Trecho da página:
╭──
A Bolívia passa pela pior crise econômica em 40 anos. O Produto Interno Bruto (PIB) boliviano deve ter uma contração de 6,2% neste ano, a maior queda desde a década de 1980.

Em reunião com aliados na última quarta-feira (4), a economia foi um dos principais temas de discussão. Arce manifestou preocupação com o futuro econômico do país, que é um dos sócios comerciais do Brasil. Uma das alternativas para deslanchar o setor econômico seria investir nas minas de lítio, metal usado em veículos elétricos e em celulares.

Arce também enfrenta pressão para ampliar seu gabinete de governo. Porém, o vice Choquehuanca, que deixou o cargo de chanceler após divergências com Morales, afirmou que talvez seja necessário reduzir o número de pastas porque "não há dinheiro" nos cofres do Estado.

O atual governo interino conta com 17 ministérios. Apesar da ressalva do vice-presidente, integrantes do MAS têm planos de reintegrar pastas que foram extintas no governo de Áñez. A pressão pela ampliação levou Arce a brincar, afirmando que seriam necessários cerca de 147 ministérios para atender a todas as demandas.

A volta dos protestos

Apesar da vitória da dupla Arce-Choquehuanca, com 55,1% dos votos, ter sido bastante superior ao resultado do candidato Carlos Mesa, que recebeu 28,8% dos sufrágios, o fantasma da fraude eleitoral está de volta.

A dúvida remete à votação de 2019, quando uma auditoria da Organização de Estados Americanos (OEA) apontou irregularidades no processo eleitoral. Esse anúncio gerou uma série de tensões na política boliviana: Evo Morales abandonou a presidência após mais de 13 anos no poder, políticos do MAS se refugiaram em embaixadas, e o governo interino da conservadora Jeanine Áñez assumiu as rédeas do país.
╰──
Ações a realizar:
1. Reescreva em forma de lista o parágrafo do trecho sobre a Bolívia que começa com "O atual governo interino conta com 17 ministérios", mantendo os fatos principais.
2. Liste todas as pessoas mencionadas pelo nome no trecho sobre a Bolívia.

Dados para análise:
╭──
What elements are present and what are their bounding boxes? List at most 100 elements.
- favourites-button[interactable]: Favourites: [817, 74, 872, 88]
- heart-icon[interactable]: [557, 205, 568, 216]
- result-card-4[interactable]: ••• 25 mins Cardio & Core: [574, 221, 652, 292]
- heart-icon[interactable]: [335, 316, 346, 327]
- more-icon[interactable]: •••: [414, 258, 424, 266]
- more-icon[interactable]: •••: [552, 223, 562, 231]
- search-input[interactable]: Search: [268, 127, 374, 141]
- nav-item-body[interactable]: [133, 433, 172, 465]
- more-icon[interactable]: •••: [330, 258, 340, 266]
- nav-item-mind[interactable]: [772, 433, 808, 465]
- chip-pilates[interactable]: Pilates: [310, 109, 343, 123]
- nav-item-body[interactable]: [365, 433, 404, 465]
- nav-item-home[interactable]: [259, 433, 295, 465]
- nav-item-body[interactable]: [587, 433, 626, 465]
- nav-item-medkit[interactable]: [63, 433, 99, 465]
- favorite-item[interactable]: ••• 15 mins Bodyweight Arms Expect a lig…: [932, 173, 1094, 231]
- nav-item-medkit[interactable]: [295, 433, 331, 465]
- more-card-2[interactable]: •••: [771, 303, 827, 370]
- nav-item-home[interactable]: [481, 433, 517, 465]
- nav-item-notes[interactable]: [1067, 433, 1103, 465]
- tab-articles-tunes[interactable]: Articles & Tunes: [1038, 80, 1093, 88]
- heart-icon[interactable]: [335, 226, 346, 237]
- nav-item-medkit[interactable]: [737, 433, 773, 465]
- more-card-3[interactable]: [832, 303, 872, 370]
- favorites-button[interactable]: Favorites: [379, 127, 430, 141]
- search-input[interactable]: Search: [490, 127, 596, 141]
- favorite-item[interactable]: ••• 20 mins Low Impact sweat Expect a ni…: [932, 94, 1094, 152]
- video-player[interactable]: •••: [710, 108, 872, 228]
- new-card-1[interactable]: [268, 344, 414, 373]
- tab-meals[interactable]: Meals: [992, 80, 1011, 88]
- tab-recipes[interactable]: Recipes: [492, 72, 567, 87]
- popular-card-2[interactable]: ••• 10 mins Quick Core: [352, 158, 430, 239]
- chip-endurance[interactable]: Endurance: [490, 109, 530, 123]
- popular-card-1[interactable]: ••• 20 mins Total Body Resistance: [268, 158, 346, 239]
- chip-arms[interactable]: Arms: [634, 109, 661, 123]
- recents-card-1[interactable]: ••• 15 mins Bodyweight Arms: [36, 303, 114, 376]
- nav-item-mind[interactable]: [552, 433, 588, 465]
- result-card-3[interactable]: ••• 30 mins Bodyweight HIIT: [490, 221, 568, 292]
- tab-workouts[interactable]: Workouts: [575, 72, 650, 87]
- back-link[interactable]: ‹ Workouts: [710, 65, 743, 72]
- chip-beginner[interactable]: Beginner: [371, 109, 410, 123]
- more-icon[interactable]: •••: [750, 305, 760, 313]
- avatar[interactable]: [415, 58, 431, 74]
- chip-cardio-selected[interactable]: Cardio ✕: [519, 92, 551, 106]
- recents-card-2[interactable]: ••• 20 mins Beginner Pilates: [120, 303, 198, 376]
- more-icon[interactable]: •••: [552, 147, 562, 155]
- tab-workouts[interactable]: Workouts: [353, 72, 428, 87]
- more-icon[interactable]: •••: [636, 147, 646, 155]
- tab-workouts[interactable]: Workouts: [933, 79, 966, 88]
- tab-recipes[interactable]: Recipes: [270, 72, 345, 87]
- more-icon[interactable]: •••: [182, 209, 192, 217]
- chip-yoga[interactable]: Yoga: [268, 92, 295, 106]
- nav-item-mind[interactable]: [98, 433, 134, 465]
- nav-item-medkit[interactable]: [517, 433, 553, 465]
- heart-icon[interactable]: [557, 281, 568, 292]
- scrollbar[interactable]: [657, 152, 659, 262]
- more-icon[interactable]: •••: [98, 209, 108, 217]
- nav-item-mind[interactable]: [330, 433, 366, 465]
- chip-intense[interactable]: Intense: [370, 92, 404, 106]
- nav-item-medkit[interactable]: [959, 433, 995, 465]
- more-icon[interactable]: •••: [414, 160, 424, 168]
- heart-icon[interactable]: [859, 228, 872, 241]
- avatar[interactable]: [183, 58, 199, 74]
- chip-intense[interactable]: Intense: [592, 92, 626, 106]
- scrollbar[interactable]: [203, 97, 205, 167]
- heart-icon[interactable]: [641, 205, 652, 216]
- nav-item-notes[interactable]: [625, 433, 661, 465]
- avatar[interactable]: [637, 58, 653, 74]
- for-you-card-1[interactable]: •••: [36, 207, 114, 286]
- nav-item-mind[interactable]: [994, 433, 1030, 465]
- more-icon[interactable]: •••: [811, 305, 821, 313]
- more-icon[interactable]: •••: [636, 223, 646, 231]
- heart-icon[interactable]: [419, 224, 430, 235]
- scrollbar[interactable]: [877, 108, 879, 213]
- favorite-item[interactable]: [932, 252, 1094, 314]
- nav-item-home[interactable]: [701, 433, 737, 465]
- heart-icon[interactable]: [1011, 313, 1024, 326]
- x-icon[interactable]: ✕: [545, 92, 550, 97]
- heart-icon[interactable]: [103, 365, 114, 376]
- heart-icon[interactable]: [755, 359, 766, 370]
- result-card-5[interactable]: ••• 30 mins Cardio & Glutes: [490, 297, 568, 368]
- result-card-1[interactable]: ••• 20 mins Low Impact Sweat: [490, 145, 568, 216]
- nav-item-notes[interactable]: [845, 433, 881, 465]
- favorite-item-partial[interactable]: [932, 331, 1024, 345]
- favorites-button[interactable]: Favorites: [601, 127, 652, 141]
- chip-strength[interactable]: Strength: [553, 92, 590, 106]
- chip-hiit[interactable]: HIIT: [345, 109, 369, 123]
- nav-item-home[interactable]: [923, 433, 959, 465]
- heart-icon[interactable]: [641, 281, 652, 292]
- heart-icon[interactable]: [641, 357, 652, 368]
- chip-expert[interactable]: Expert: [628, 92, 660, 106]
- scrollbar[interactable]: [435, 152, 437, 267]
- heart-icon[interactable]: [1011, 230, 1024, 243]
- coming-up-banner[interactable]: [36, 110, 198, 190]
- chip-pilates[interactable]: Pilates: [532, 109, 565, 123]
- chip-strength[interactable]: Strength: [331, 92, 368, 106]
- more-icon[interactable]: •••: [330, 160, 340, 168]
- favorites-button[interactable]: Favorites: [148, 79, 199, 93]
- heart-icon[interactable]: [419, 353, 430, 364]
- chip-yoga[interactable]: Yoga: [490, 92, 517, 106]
╰──
Respostas às tarefas:
1.
- O governo interino atual tem 17 ministérios.
- Apesar da ressalva do vice-presidente, integrantes do MAS planejam reintegrar pastas extintas no governo de Áñez.
- Pressionado pela ampliação, Arce brincou que seriam necessários cerca de 147 ministérios para atender a todas as demandas.

2.
- Arce
- Choquehuanca
- Evo Morales
- Jeanine Áñez
- Carlos Mesa